[Dataset records]
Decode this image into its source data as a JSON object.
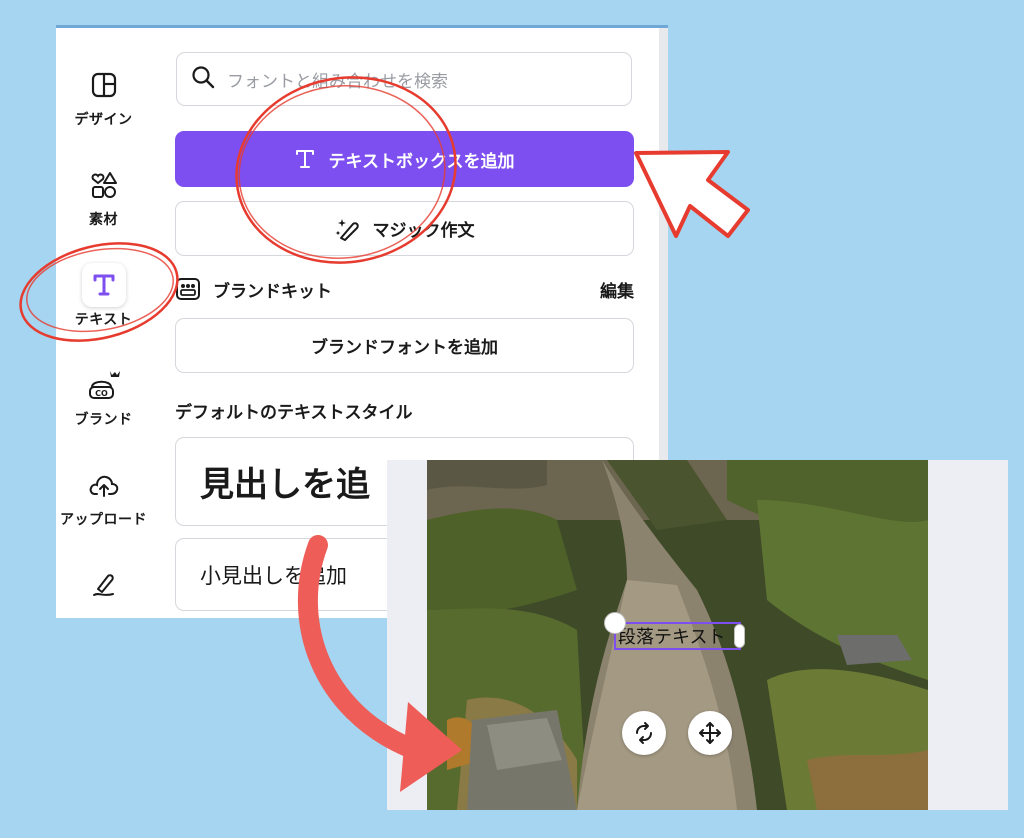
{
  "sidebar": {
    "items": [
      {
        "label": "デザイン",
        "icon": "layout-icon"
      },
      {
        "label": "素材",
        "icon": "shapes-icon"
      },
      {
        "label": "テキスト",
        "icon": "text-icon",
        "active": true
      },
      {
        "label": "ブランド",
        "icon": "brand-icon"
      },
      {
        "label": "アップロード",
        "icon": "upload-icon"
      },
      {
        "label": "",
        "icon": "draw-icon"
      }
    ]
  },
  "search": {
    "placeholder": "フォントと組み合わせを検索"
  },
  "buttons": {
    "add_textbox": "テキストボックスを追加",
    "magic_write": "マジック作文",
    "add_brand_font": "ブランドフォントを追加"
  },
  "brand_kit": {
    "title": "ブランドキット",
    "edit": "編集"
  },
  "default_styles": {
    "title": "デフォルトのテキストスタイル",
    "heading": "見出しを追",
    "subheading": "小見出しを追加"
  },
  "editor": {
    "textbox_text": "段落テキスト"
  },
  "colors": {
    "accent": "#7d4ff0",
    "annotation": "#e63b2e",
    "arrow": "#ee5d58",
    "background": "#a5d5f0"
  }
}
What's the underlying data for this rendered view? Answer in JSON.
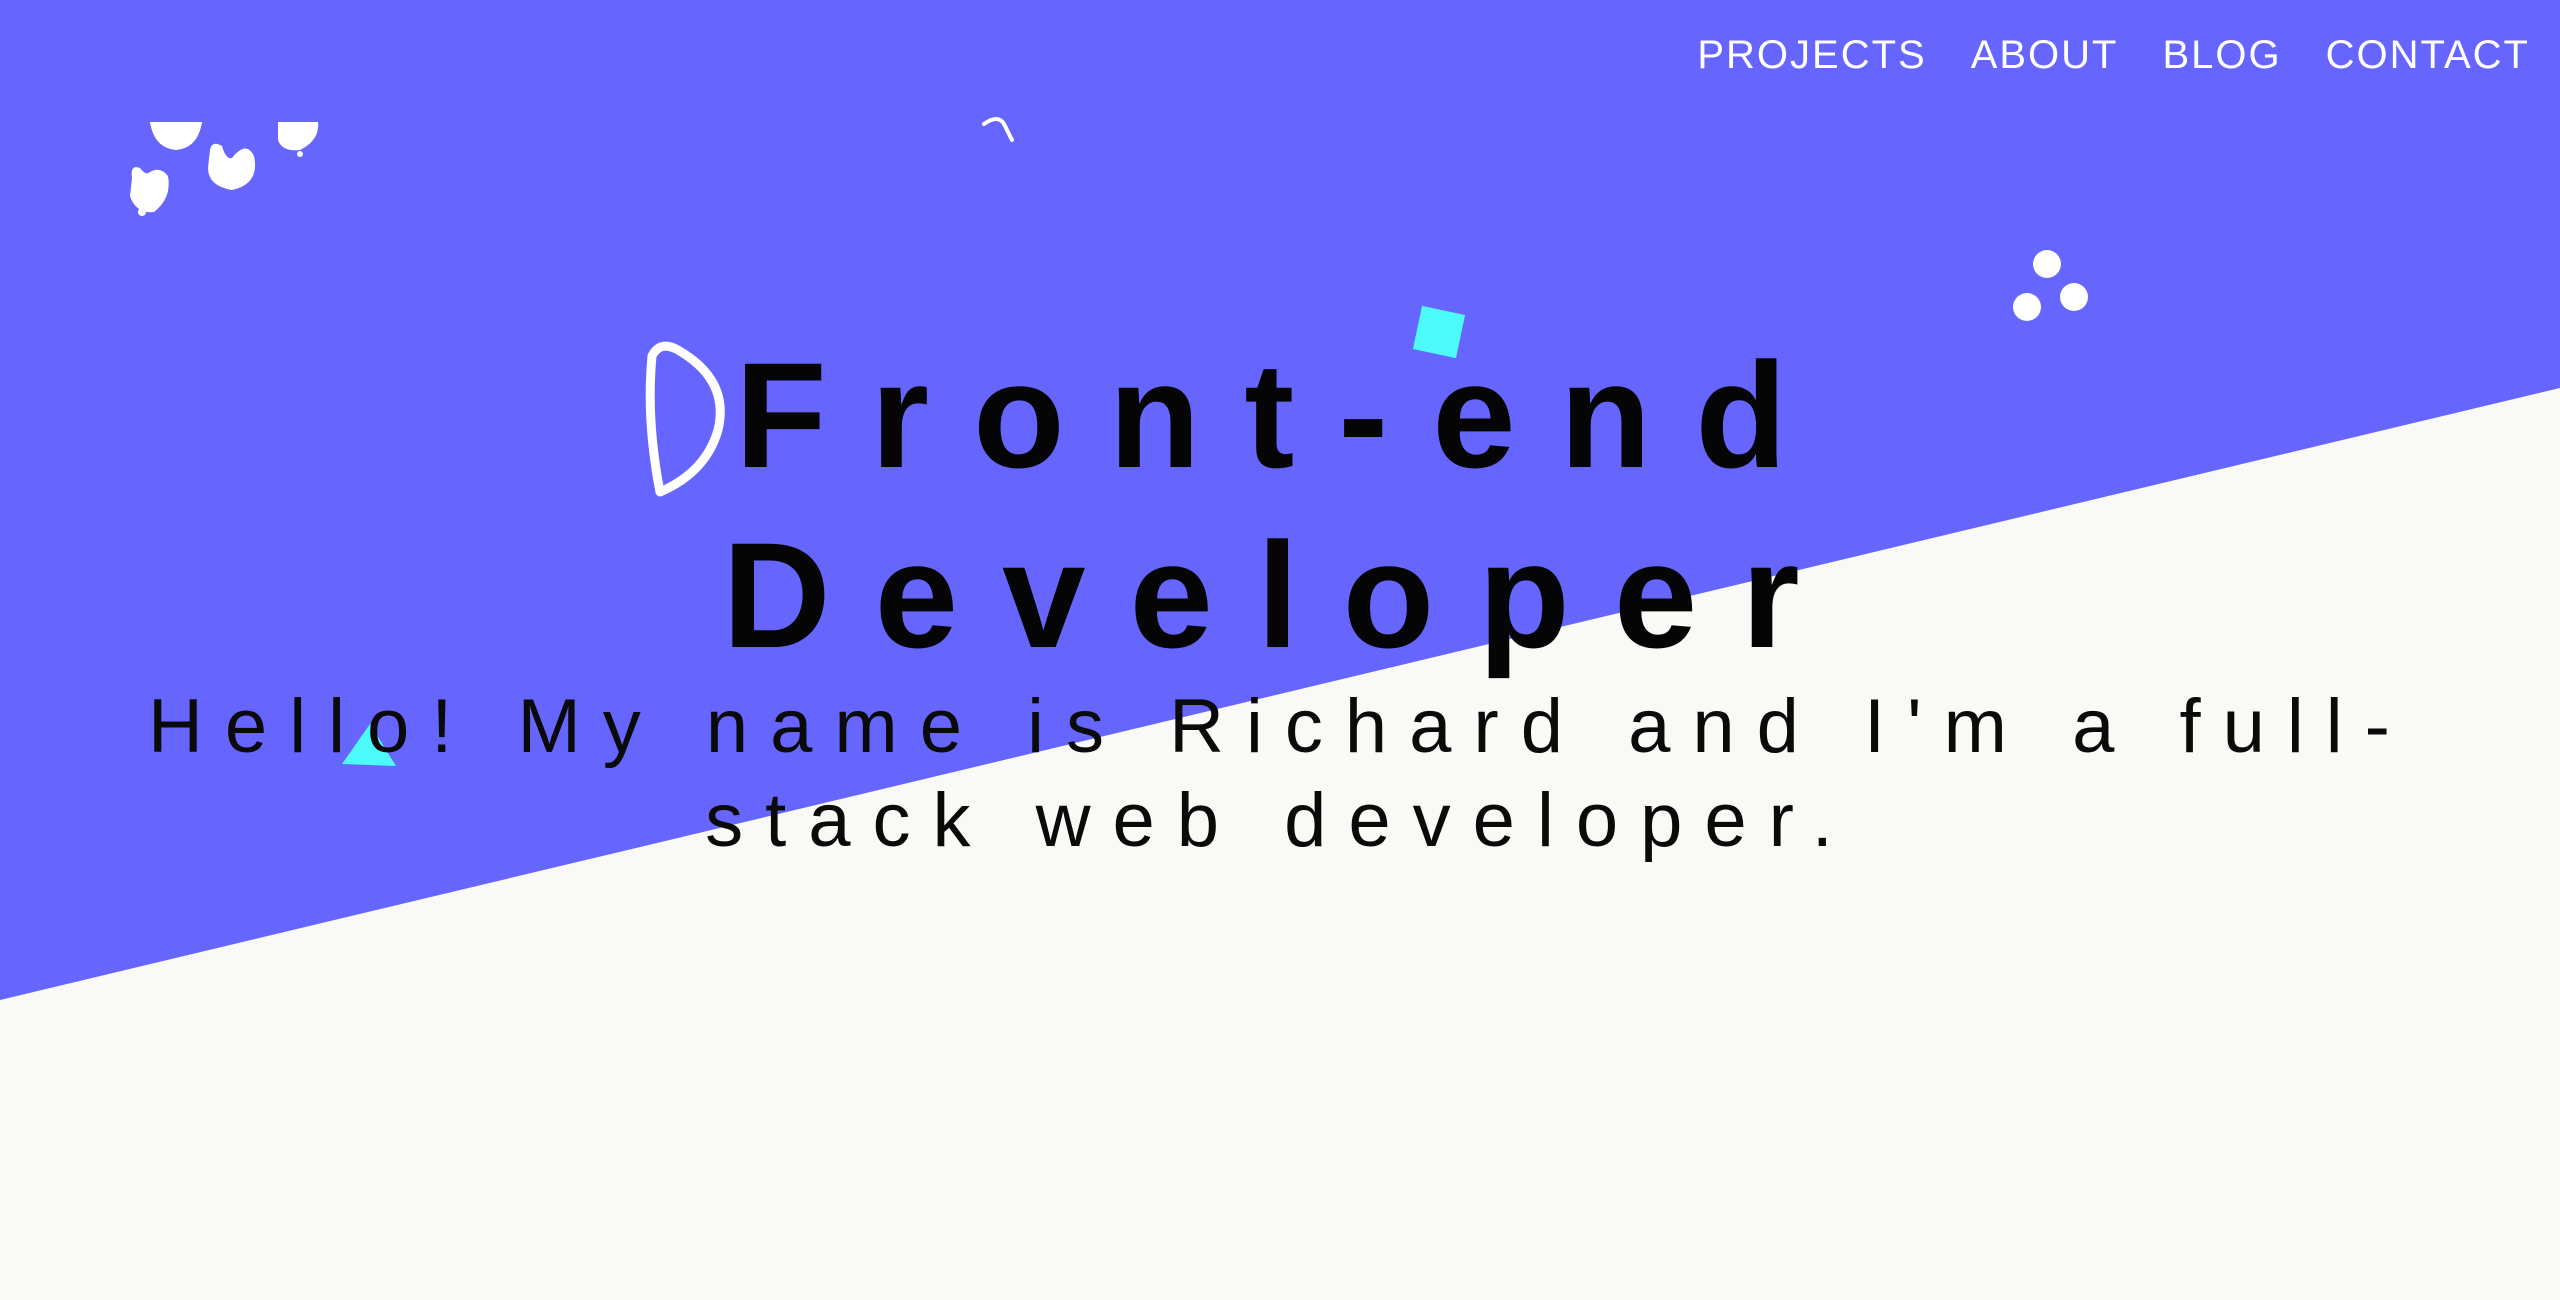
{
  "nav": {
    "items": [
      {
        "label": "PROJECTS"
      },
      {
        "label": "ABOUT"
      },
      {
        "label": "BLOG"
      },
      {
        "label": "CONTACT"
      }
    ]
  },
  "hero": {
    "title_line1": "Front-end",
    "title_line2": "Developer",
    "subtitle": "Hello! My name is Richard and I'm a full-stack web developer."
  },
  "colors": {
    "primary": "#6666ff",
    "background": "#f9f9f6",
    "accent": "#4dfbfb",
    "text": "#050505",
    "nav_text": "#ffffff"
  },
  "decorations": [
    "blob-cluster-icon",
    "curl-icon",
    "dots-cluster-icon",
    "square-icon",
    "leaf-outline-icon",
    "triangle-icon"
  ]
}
* * *
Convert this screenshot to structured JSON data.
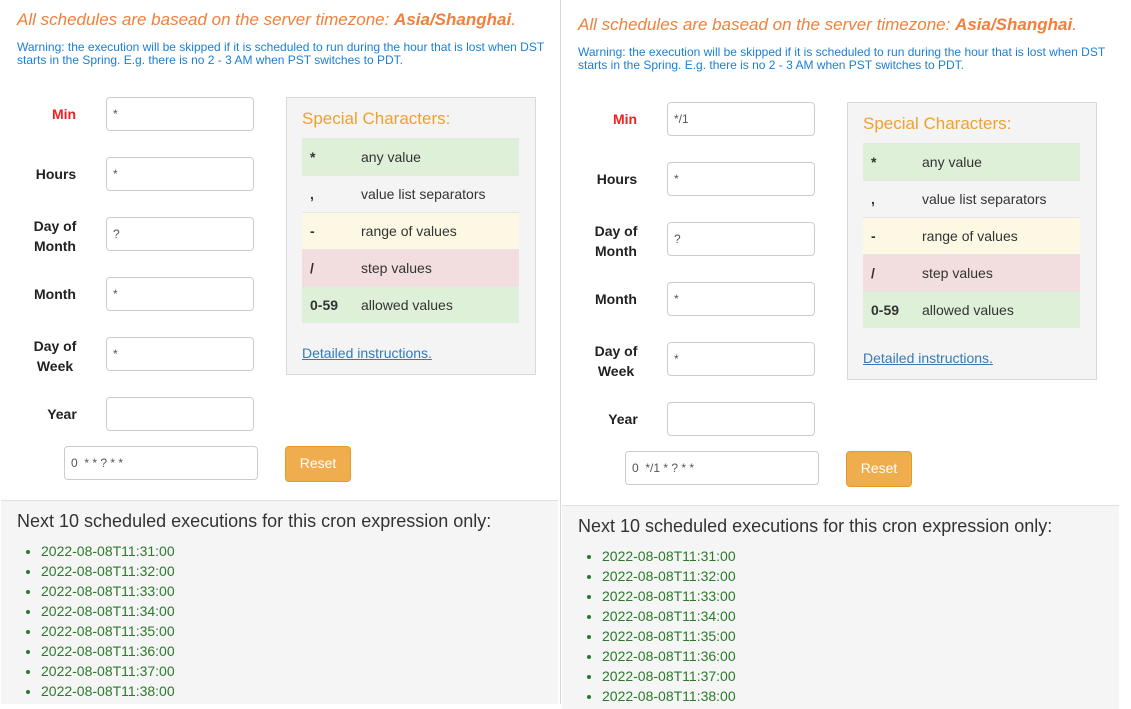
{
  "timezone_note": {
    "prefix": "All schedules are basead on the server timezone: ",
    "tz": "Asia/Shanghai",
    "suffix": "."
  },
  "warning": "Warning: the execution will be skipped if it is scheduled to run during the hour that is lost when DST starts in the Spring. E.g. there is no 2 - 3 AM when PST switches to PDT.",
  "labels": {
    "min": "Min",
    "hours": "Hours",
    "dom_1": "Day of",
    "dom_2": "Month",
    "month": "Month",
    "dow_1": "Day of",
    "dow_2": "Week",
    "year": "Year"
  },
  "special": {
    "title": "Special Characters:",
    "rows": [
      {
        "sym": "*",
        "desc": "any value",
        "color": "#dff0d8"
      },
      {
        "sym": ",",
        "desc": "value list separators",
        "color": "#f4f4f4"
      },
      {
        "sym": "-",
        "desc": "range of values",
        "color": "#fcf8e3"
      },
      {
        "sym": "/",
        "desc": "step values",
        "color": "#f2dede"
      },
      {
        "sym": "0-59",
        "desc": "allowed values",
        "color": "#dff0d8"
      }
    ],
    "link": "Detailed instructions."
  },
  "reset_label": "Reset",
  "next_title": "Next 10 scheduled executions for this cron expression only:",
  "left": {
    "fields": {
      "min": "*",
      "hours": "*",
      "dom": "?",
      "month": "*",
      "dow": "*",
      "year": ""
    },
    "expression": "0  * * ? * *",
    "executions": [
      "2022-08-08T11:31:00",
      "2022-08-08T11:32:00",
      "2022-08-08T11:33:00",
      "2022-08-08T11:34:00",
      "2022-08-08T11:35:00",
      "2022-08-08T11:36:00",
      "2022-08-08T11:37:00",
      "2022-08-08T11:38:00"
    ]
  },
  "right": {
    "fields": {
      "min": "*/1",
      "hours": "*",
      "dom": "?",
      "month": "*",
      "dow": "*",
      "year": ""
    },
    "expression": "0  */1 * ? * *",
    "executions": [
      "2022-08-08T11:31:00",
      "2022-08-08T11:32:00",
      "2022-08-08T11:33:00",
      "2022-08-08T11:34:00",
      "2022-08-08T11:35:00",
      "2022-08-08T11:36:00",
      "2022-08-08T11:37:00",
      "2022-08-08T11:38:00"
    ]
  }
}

* [Goal] Filter the listing above by the word "this"; copy each line that passes.

* [Final result]
Decode this image into its source data as a JSON object.
What's the underlying data for this rendered view? Answer in JSON.
Convert this screenshot to structured JSON data.
  "next_title": "Next 10 scheduled executions for this cron expression only:",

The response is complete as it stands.